--- Start Listed entries ---

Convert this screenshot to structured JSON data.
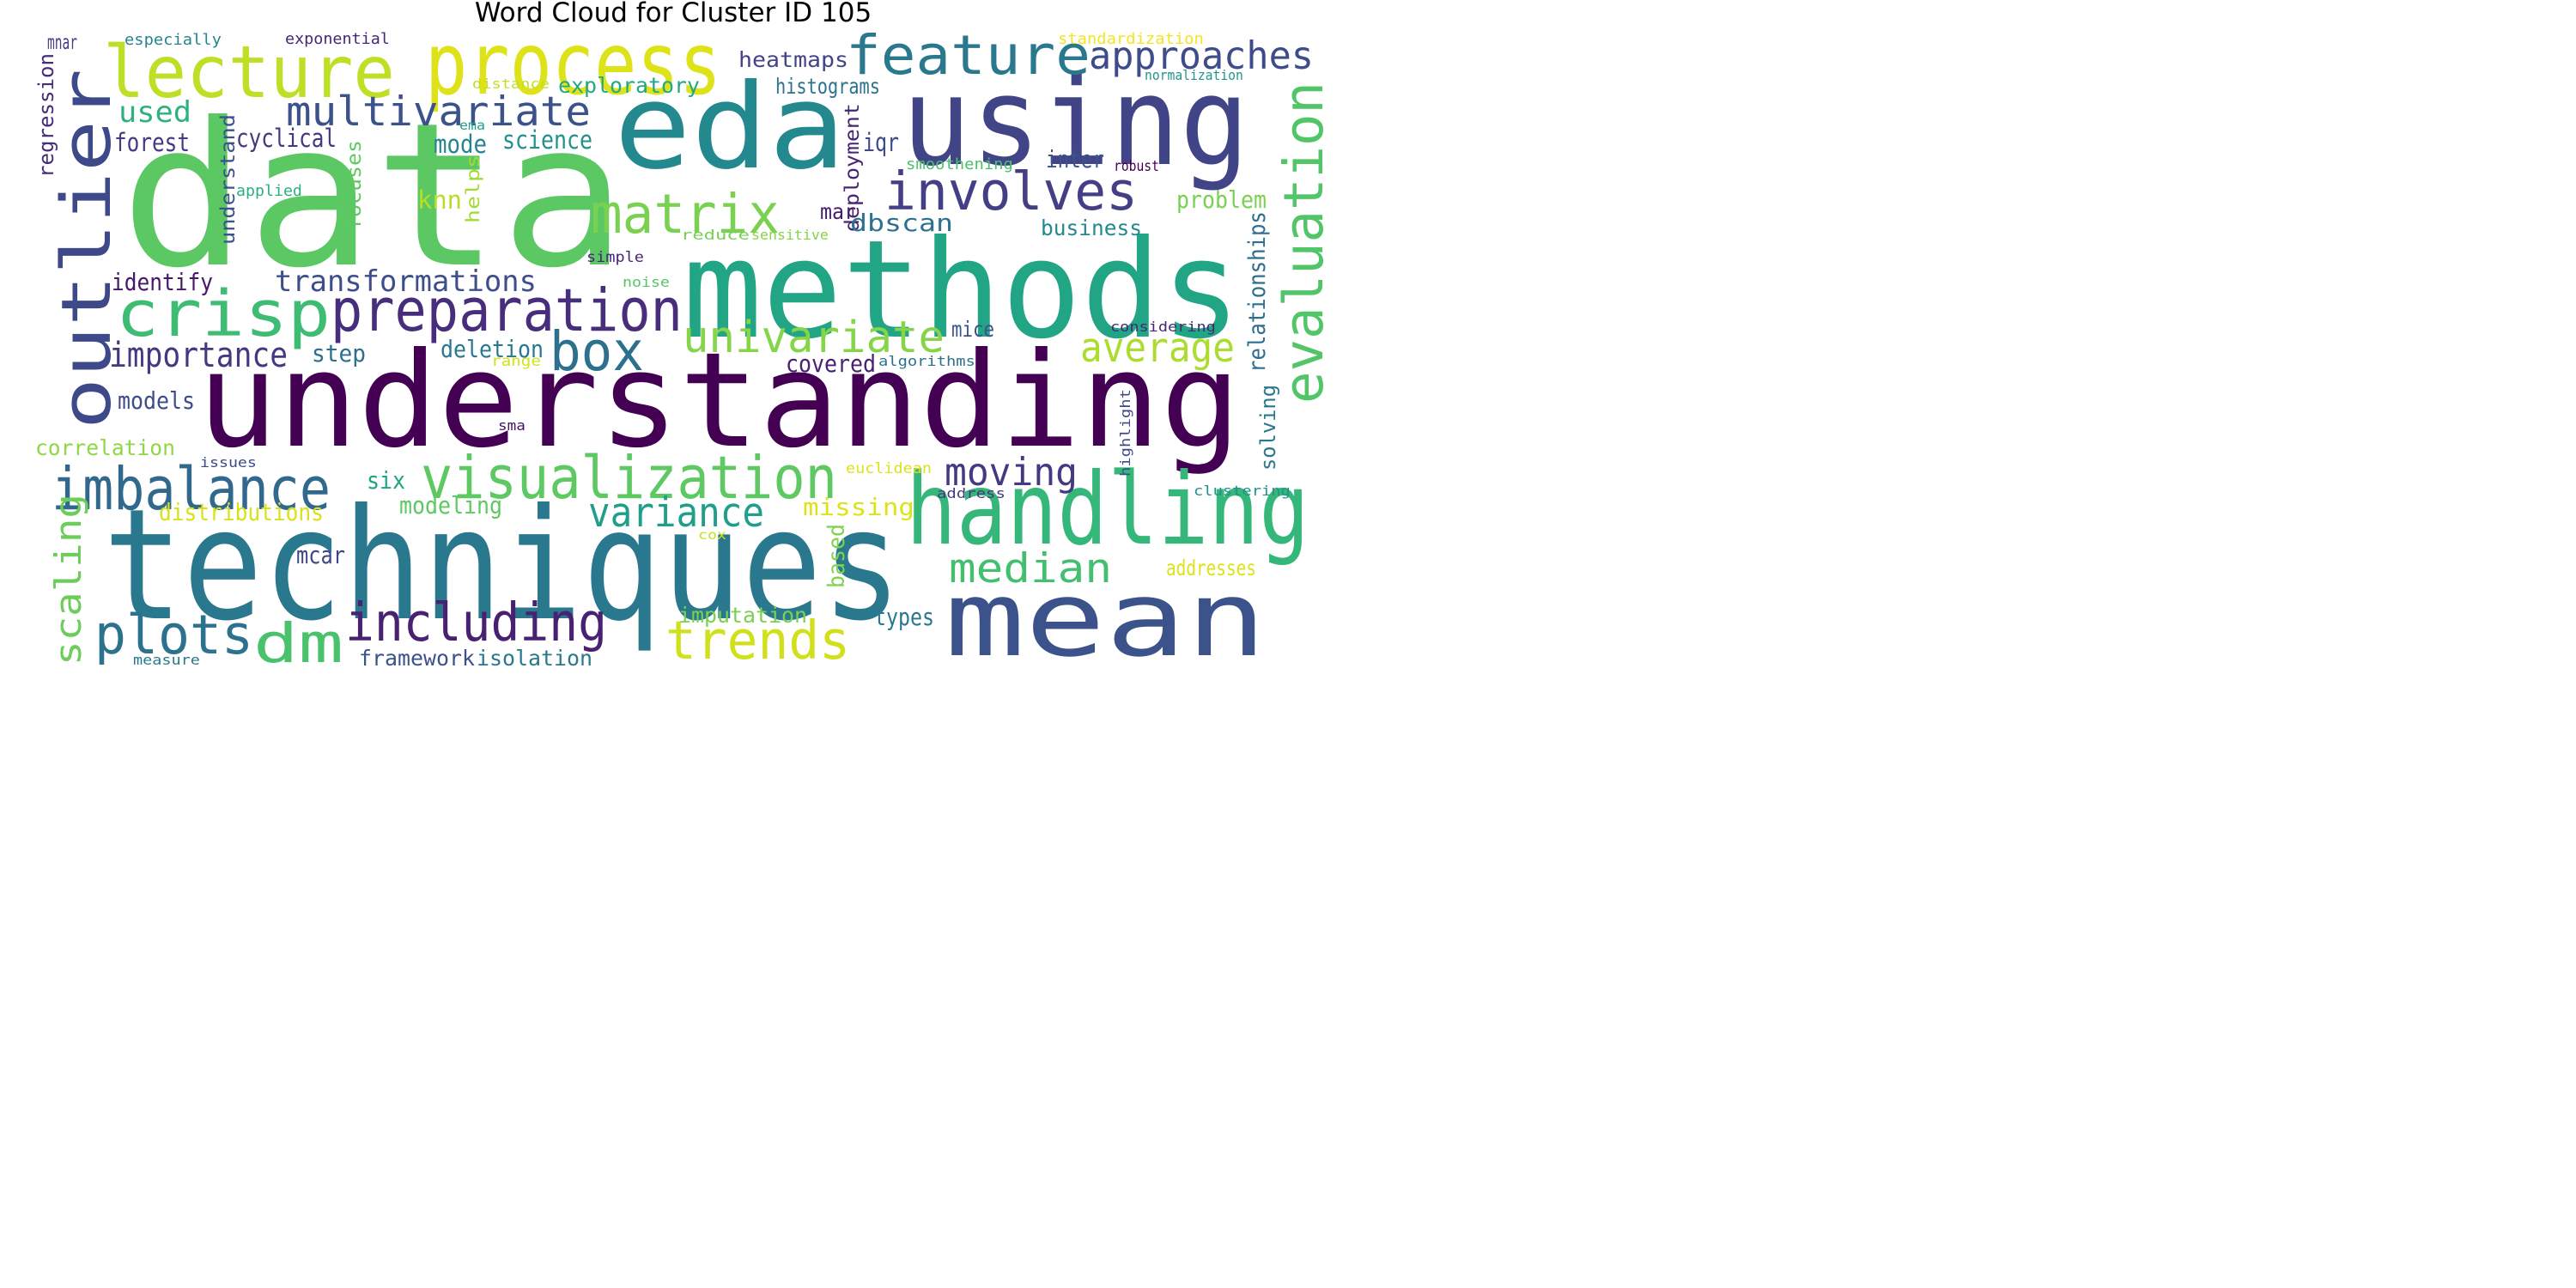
{
  "title": "Word Cloud for Cluster ID 105",
  "words": [
    {
      "text": "data",
      "color": "#5cc863"
    },
    {
      "text": "understanding",
      "color": "#440154"
    },
    {
      "text": "techniques",
      "color": "#2a788e"
    },
    {
      "text": "methods",
      "color": "#21a585"
    },
    {
      "text": "eda",
      "color": "#23898e"
    },
    {
      "text": "using",
      "color": "#414487"
    },
    {
      "text": "mean",
      "color": "#3b528b"
    },
    {
      "text": "outlier",
      "color": "#3e4989"
    },
    {
      "text": "handling",
      "color": "#35b779"
    },
    {
      "text": "process",
      "color": "#dde318"
    },
    {
      "text": "lecture",
      "color": "#bddf26"
    },
    {
      "text": "visualization",
      "color": "#5ec962"
    },
    {
      "text": "preparation",
      "color": "#472d7b"
    },
    {
      "text": "crisp",
      "color": "#3fbc73"
    },
    {
      "text": "evaluation",
      "color": "#52c569"
    },
    {
      "text": "imbalance",
      "color": "#31688e"
    },
    {
      "text": "including",
      "color": "#482173"
    },
    {
      "text": "feature",
      "color": "#2a788e"
    },
    {
      "text": "matrix",
      "color": "#7ad151"
    },
    {
      "text": "trends",
      "color": "#d0e11c"
    },
    {
      "text": "plots",
      "color": "#2c728e"
    },
    {
      "text": "dm",
      "color": "#4ac16d"
    },
    {
      "text": "involves",
      "color": "#433e85"
    },
    {
      "text": "univariate",
      "color": "#86d549"
    },
    {
      "text": "box",
      "color": "#2d708e"
    },
    {
      "text": "multivariate",
      "color": "#3b528b"
    },
    {
      "text": "approaches",
      "color": "#3e4c8a"
    },
    {
      "text": "median",
      "color": "#44bf70"
    },
    {
      "text": "variance",
      "color": "#1f9e89"
    },
    {
      "text": "average",
      "color": "#addc30"
    },
    {
      "text": "moving",
      "color": "#443983"
    },
    {
      "text": "scaling",
      "color": "#6ccd5a"
    },
    {
      "text": "transformations",
      "color": "#3d4e8a"
    },
    {
      "text": "importance",
      "color": "#453781"
    },
    {
      "text": "exploratory",
      "color": "#22a884"
    },
    {
      "text": "used",
      "color": "#2db27d"
    },
    {
      "text": "histograms",
      "color": "#2c728e"
    },
    {
      "text": "heatmaps",
      "color": "#414487"
    },
    {
      "text": "deployment",
      "color": "#482475"
    },
    {
      "text": "relationships",
      "color": "#2e6f8e"
    },
    {
      "text": "regression",
      "color": "#472c7a"
    },
    {
      "text": "understand",
      "color": "#3b528b"
    },
    {
      "text": "focuses",
      "color": "#5ec962"
    },
    {
      "text": "helps",
      "color": "#a2da37"
    },
    {
      "text": "cyclical",
      "color": "#453781"
    },
    {
      "text": "forest",
      "color": "#443983"
    },
    {
      "text": "mode",
      "color": "#25848e"
    },
    {
      "text": "science",
      "color": "#21918c"
    },
    {
      "text": "knn",
      "color": "#b5de2b"
    },
    {
      "text": "identify",
      "color": "#481769"
    },
    {
      "text": "step",
      "color": "#2d708e"
    },
    {
      "text": "deletion",
      "color": "#29798e"
    },
    {
      "text": "covered",
      "color": "#482173"
    },
    {
      "text": "dbscan",
      "color": "#2c728e"
    },
    {
      "text": "business",
      "color": "#23898e"
    },
    {
      "text": "problem",
      "color": "#7ad151"
    },
    {
      "text": "inter",
      "color": "#3b528b"
    },
    {
      "text": "iqr",
      "color": "#3e4989"
    },
    {
      "text": "mar",
      "color": "#481b6d"
    },
    {
      "text": "mice",
      "color": "#3b528b"
    },
    {
      "text": "solving",
      "color": "#2a788e"
    },
    {
      "text": "models",
      "color": "#3e4c8a"
    },
    {
      "text": "correlation",
      "color": "#8fd744"
    },
    {
      "text": "six",
      "color": "#20a386"
    },
    {
      "text": "distributions",
      "color": "#d8e219"
    },
    {
      "text": "modeling",
      "color": "#5ec962"
    },
    {
      "text": "missing",
      "color": "#dde318"
    },
    {
      "text": "mcar",
      "color": "#414487"
    },
    {
      "text": "based",
      "color": "#7fd34e"
    },
    {
      "text": "addresses",
      "color": "#dde318"
    },
    {
      "text": "imputation",
      "color": "#7ad151"
    },
    {
      "text": "types",
      "color": "#2a788e"
    },
    {
      "text": "framework",
      "color": "#3b528b"
    },
    {
      "text": "isolation",
      "color": "#2a788e"
    },
    {
      "text": "mnar",
      "color": "#433e85"
    },
    {
      "text": "especially",
      "color": "#25848e"
    },
    {
      "text": "exponential",
      "color": "#482677"
    },
    {
      "text": "standardization",
      "color": "#f4e61e"
    },
    {
      "text": "normalization",
      "color": "#1f968b"
    },
    {
      "text": "distance",
      "color": "#c2df23"
    },
    {
      "text": "ema",
      "color": "#1fa287"
    },
    {
      "text": "smoothening",
      "color": "#4ac16d"
    },
    {
      "text": "robust",
      "color": "#440154"
    },
    {
      "text": "applied",
      "color": "#2ab07f"
    },
    {
      "text": "reduce",
      "color": "#75d054"
    },
    {
      "text": "sensitive",
      "color": "#86d549"
    },
    {
      "text": "simple",
      "color": "#482576"
    },
    {
      "text": "noise",
      "color": "#56c667"
    },
    {
      "text": "considering",
      "color": "#482878"
    },
    {
      "text": "range",
      "color": "#d2e21b"
    },
    {
      "text": "algorithms",
      "color": "#2c728e"
    },
    {
      "text": "highlight",
      "color": "#3e4a89"
    },
    {
      "text": "sma",
      "color": "#481467"
    },
    {
      "text": "issues",
      "color": "#3e4a89"
    },
    {
      "text": "euclidean",
      "color": "#dde318"
    },
    {
      "text": "address",
      "color": "#443a83"
    },
    {
      "text": "clustering",
      "color": "#21918c"
    },
    {
      "text": "cox",
      "color": "#c8e020"
    },
    {
      "text": "measure",
      "color": "#2a788e"
    },
    {
      "text": "log",
      "color": "#3b528b"
    }
  ]
}
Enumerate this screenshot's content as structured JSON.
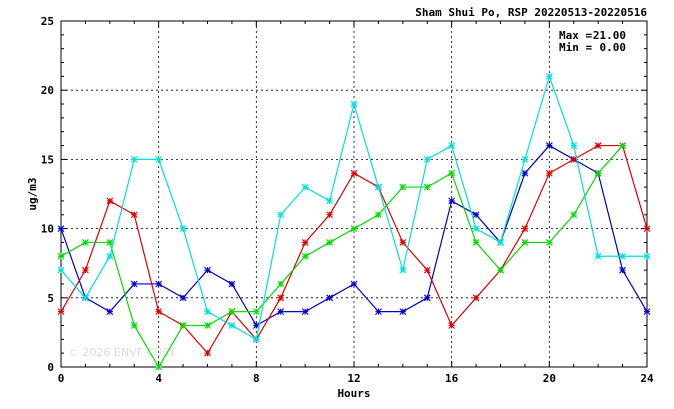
{
  "chart_data": {
    "type": "line",
    "title": "Sham Shui Po, RSP 20220513-20220516",
    "xlabel": "Hours",
    "ylabel": "ug/m3",
    "xlim": [
      0,
      24
    ],
    "ylim": [
      0,
      25
    ],
    "x_ticks": [
      0,
      4,
      8,
      12,
      16,
      20,
      24
    ],
    "y_ticks": [
      0,
      5,
      10,
      15,
      20,
      25
    ],
    "grid": true,
    "stats": {
      "max_label": "Max =",
      "max_value": "21.00",
      "min_label": "Min =",
      "min_value": "0.00"
    },
    "watermark": "© 2026  ENVF  CUST",
    "x": [
      0,
      1,
      2,
      3,
      4,
      5,
      6,
      7,
      8,
      9,
      10,
      11,
      12,
      13,
      14,
      15,
      16,
      17,
      18,
      19,
      20,
      21,
      22,
      23,
      24
    ],
    "series": [
      {
        "color": "#0000cc",
        "values": [
          10,
          5,
          4,
          6,
          6,
          5,
          7,
          6,
          3,
          4,
          4,
          5,
          6,
          4,
          4,
          5,
          12,
          11,
          9,
          14,
          16,
          15,
          14,
          7,
          4
        ]
      },
      {
        "color": "#dd0000",
        "values": [
          4,
          7,
          12,
          11,
          4,
          3,
          1,
          4,
          2,
          5,
          9,
          11,
          14,
          13,
          9,
          7,
          3,
          5,
          7,
          10,
          14,
          15,
          16,
          16,
          10
        ]
      },
      {
        "color": "#00dd00",
        "values": [
          8,
          9,
          9,
          3,
          0,
          3,
          3,
          4,
          4,
          6,
          8,
          9,
          10,
          11,
          13,
          13,
          14,
          9,
          7,
          9,
          9,
          11,
          14,
          16,
          null
        ]
      },
      {
        "color": "#00e0e0",
        "values": [
          7,
          5,
          8,
          15,
          15,
          10,
          4,
          3,
          2,
          11,
          13,
          12,
          19,
          13,
          7,
          15,
          16,
          10,
          9,
          15,
          21,
          16,
          8,
          8,
          8
        ]
      }
    ]
  }
}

--- End Listed entries ---

• **Given problem**
Write out each line of the data that holds the string "structured".

• **Full solution**
Convert this screenshot to structured JSON data.
Enumerate this screenshot's content as structured JSON.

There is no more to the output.